▸ **To be done**
Reproduce verbatim the lines from the line with "candle-body [236,217,244,221]" up to and including the line with "last-price-tag [809,124,849,145]".

--- begin ---

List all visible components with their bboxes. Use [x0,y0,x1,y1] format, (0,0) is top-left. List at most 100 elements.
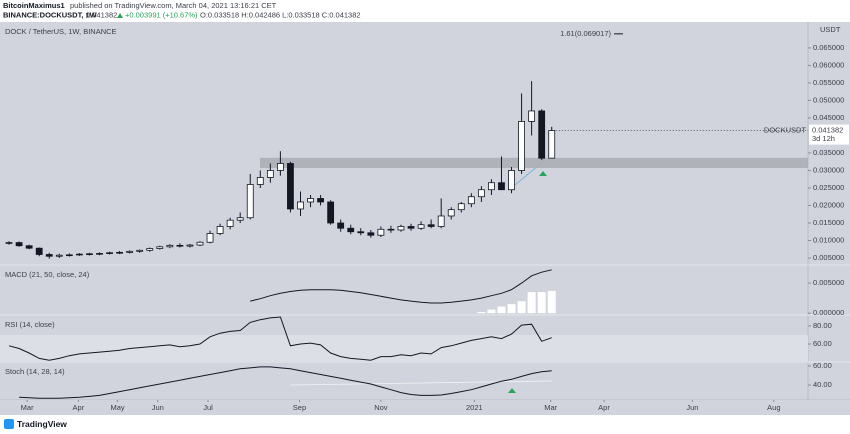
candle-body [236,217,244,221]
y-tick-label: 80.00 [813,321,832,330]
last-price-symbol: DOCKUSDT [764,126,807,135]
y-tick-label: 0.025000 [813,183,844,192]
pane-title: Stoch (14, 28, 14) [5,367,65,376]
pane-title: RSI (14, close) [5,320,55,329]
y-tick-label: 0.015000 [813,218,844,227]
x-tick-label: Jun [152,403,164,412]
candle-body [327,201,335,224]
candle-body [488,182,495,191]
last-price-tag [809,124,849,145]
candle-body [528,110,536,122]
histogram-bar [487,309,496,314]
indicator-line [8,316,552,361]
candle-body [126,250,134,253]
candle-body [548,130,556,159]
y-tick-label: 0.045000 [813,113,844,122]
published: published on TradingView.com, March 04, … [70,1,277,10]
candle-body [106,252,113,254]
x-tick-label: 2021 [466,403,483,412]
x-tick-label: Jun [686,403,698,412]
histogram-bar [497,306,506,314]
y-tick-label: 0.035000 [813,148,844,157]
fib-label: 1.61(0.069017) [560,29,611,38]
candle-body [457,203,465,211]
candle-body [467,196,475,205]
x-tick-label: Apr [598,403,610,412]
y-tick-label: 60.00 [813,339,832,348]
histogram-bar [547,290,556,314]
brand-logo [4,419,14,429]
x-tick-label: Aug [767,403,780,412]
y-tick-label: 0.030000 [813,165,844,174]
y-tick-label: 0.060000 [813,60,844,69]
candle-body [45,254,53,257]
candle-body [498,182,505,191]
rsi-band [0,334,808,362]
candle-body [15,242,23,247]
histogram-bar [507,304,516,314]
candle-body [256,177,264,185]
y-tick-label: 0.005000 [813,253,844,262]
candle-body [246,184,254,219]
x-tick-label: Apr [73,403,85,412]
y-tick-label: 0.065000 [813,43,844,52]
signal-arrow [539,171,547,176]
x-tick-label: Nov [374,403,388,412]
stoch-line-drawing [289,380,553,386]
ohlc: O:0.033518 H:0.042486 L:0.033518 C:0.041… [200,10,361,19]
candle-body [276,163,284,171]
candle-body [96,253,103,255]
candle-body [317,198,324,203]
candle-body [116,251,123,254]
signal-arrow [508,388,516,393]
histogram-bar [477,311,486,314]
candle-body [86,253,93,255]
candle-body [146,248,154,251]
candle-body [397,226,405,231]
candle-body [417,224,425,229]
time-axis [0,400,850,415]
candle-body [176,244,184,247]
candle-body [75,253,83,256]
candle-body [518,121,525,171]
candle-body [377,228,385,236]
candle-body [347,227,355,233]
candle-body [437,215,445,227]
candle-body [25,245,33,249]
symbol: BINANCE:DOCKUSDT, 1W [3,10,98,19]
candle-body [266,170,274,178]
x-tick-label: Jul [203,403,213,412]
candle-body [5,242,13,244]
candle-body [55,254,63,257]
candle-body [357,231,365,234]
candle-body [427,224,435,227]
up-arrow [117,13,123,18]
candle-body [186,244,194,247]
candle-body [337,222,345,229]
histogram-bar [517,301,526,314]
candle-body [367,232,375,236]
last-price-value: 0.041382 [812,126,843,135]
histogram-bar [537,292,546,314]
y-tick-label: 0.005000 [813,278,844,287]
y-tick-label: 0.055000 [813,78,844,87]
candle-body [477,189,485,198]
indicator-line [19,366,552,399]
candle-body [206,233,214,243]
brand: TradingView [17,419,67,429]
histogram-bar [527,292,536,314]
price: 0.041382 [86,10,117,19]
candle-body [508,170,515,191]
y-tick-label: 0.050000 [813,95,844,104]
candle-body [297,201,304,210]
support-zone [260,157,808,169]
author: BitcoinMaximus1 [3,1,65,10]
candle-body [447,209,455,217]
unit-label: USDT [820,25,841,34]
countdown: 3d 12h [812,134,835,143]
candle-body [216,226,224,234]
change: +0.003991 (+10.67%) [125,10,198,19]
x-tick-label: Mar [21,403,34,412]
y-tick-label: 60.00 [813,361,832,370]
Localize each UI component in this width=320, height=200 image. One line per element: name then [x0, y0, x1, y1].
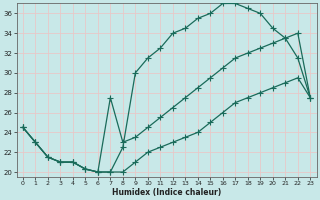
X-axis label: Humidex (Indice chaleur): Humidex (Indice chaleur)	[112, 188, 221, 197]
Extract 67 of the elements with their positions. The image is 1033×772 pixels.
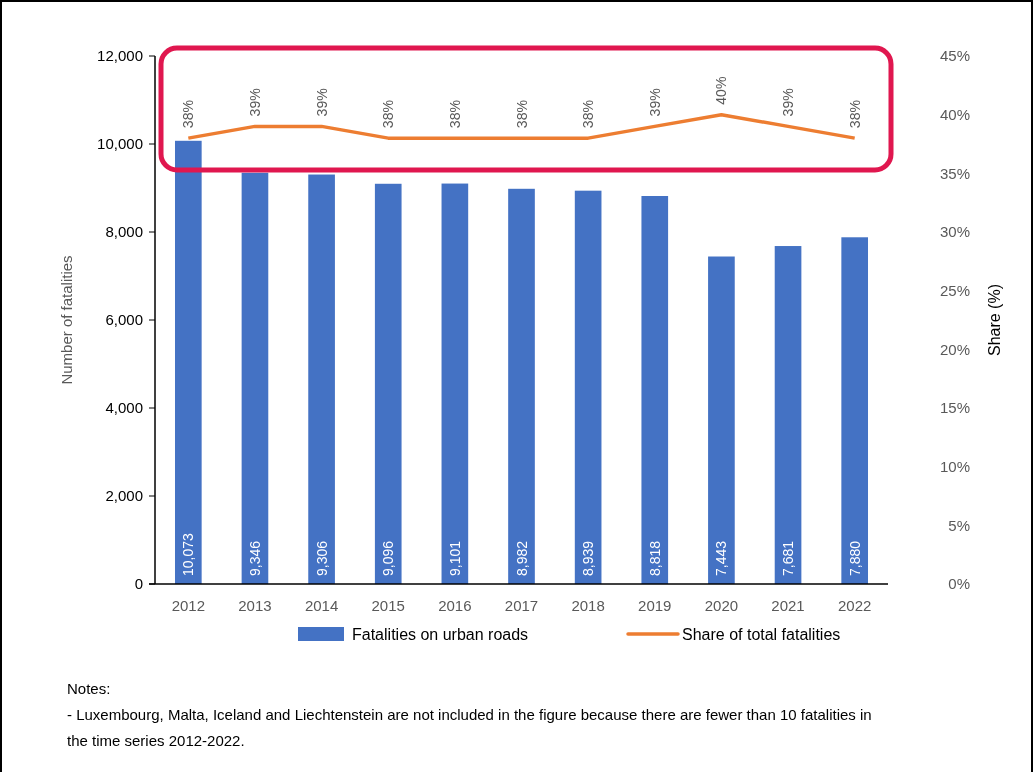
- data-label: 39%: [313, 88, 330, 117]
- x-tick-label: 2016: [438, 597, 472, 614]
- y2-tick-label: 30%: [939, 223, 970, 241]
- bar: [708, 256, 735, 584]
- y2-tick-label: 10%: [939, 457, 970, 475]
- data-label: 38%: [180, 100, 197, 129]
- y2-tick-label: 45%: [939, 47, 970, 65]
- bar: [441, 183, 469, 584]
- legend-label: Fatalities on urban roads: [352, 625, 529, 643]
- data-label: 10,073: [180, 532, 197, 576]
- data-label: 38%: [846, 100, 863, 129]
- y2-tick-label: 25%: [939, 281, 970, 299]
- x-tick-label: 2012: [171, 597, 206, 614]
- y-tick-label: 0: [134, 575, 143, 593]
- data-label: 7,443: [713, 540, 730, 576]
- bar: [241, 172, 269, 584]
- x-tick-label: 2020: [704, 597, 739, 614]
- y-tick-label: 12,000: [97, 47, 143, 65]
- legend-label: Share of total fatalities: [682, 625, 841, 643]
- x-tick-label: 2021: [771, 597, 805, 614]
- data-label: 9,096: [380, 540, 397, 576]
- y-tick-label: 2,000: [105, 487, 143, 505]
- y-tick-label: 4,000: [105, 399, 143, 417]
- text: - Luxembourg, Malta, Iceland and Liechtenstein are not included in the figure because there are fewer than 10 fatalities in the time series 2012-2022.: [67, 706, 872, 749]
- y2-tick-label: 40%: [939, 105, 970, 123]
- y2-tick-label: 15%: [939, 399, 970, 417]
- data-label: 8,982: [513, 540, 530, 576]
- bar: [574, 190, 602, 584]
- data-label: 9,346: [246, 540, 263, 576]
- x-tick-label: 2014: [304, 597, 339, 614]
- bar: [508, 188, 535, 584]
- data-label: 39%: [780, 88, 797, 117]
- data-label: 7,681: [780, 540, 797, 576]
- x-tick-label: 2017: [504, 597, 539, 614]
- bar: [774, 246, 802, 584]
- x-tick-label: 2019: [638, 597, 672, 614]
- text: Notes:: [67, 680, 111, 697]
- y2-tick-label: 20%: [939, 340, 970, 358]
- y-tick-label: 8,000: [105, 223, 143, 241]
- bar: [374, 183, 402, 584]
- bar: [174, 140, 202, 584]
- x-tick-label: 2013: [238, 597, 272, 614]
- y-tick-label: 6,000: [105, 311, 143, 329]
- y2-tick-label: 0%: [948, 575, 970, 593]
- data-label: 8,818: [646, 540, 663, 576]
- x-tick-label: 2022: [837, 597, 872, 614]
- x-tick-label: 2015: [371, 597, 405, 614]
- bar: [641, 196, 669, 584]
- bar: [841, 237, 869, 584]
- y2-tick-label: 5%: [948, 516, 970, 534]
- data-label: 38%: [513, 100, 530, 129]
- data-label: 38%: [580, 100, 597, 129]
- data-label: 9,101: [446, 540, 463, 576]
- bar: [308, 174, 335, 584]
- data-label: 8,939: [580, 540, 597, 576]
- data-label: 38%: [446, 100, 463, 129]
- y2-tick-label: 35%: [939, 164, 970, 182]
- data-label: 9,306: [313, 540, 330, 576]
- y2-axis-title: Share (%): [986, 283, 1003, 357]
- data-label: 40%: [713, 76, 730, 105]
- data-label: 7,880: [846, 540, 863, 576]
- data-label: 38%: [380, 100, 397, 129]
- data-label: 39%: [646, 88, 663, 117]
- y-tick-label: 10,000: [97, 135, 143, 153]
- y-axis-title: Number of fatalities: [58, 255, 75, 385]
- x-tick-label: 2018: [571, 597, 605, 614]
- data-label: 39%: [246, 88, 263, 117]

--- end ---

▸ **Written response**
candle-body [236,217,244,221]
y-tick-label: 80.00 [813,321,832,330]
last-price-symbol: DOCKUSDT [764,126,807,135]
y-tick-label: 0.025000 [813,183,844,192]
pane-title: Stoch (14, 28, 14) [5,367,65,376]
pane-title: RSI (14, close) [5,320,55,329]
y-tick-label: 0.015000 [813,218,844,227]
x-tick-label: Jun [152,403,164,412]
candle-body [327,201,335,224]
candle-body [488,182,495,191]
last-price-tag [809,124,849,145]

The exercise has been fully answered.